### Exercise brief
How many lines of the material below contain the string "chart"? Answer with the number and nothing else.

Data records
[BEGIN]

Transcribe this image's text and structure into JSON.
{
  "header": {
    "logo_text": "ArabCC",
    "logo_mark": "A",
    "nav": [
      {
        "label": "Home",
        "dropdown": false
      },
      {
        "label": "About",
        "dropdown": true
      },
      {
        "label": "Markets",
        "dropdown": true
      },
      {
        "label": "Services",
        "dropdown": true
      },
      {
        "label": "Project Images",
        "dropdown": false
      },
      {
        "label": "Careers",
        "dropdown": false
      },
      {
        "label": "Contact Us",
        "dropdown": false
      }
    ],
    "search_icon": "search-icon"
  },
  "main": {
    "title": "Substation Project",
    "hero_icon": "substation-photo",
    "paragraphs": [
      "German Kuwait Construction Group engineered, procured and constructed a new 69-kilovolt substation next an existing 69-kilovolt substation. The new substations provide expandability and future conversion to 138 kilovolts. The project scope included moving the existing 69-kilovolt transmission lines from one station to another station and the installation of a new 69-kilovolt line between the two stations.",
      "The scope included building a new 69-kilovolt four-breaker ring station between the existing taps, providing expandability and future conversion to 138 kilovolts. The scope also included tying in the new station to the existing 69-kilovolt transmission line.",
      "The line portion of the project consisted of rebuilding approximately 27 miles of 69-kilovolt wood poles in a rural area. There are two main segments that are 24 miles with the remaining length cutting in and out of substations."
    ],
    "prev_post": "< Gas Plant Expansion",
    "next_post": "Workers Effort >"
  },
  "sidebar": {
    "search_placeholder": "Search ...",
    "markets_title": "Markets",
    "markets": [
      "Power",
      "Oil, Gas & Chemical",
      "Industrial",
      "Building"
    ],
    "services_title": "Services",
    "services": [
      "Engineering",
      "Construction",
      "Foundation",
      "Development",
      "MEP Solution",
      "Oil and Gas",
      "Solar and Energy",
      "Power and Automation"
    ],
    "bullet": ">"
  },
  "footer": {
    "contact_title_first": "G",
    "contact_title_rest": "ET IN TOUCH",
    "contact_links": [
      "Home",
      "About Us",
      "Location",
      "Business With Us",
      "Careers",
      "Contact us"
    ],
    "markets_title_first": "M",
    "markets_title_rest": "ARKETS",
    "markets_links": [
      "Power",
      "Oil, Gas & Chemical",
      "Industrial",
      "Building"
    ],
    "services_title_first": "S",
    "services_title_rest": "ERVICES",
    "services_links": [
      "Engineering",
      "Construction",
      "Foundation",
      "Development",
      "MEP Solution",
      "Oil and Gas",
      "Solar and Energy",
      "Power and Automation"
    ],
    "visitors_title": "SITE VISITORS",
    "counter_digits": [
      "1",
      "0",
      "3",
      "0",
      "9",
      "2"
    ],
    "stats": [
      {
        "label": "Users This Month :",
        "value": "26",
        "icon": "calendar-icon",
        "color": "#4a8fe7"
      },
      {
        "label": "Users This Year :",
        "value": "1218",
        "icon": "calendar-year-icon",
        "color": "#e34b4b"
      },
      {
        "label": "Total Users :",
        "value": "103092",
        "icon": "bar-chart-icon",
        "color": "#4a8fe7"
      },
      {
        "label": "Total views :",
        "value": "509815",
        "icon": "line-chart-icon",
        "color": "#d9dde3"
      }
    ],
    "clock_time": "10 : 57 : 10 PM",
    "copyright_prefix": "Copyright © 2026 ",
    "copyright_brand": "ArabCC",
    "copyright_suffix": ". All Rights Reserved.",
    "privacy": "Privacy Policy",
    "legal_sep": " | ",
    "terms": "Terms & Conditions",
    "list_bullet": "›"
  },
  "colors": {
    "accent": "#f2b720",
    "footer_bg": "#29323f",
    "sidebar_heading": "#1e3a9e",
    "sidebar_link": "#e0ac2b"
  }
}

[END]

### Completed task
2